▶ [Set task] Report every line in the listing that contains the string "проведение".

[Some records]
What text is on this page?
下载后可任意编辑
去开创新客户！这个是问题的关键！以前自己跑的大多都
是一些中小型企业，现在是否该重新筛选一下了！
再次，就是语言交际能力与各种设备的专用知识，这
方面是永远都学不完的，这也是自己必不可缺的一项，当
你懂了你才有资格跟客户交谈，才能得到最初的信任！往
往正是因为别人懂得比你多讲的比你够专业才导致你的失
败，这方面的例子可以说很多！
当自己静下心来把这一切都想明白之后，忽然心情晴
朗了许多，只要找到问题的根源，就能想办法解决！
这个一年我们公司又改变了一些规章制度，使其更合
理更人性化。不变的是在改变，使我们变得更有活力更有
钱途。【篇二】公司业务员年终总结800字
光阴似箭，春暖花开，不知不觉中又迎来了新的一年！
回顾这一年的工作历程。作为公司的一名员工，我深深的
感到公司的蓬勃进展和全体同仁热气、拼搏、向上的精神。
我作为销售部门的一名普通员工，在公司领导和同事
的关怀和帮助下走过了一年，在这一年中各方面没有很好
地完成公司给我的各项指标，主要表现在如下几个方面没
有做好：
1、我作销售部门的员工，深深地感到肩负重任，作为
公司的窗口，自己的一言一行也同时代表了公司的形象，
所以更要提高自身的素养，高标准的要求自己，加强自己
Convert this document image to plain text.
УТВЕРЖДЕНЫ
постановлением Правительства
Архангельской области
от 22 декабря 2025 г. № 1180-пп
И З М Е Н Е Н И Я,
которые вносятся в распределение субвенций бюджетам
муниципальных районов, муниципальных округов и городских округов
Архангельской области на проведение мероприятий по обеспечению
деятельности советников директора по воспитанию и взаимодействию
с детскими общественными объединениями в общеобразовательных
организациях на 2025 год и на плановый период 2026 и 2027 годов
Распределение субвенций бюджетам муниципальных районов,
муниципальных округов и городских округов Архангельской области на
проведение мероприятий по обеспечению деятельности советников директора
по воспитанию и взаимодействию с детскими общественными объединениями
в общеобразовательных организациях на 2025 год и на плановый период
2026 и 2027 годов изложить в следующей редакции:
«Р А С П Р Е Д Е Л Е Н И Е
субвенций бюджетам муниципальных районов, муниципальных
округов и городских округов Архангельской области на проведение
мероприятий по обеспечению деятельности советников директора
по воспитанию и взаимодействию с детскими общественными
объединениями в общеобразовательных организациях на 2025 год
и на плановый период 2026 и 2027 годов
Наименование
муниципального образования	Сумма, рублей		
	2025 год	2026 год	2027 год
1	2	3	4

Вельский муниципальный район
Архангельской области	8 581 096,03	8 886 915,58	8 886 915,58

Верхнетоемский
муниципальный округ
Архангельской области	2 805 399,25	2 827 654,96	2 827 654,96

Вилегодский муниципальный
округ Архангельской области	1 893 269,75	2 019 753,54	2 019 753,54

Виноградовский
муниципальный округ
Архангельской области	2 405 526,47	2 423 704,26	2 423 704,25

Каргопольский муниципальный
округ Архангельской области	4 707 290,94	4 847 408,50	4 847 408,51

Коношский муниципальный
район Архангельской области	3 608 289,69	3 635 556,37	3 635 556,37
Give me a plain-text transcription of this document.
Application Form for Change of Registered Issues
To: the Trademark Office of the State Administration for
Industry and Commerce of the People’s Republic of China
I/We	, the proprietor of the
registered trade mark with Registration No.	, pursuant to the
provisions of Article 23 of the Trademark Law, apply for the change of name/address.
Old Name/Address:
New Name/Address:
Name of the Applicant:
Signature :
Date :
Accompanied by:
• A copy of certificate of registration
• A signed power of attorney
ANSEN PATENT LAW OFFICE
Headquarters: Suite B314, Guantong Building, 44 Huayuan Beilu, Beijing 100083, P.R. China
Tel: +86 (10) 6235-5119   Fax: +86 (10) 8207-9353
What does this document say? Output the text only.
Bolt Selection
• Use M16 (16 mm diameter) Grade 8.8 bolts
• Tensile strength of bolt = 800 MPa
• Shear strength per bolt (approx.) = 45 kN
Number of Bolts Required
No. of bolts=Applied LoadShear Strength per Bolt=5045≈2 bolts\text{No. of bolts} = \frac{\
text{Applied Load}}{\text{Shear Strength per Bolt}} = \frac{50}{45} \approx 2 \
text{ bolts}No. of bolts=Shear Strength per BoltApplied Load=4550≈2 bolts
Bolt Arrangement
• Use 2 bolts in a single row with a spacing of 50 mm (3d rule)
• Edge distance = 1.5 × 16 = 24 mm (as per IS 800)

▶ [Answer to the exercise]
Архангельской области на проведение мероприятий по обеспечению
проведение мероприятий по обеспечению деятельности советников директора
округов и городских округов Архангельской области на проведение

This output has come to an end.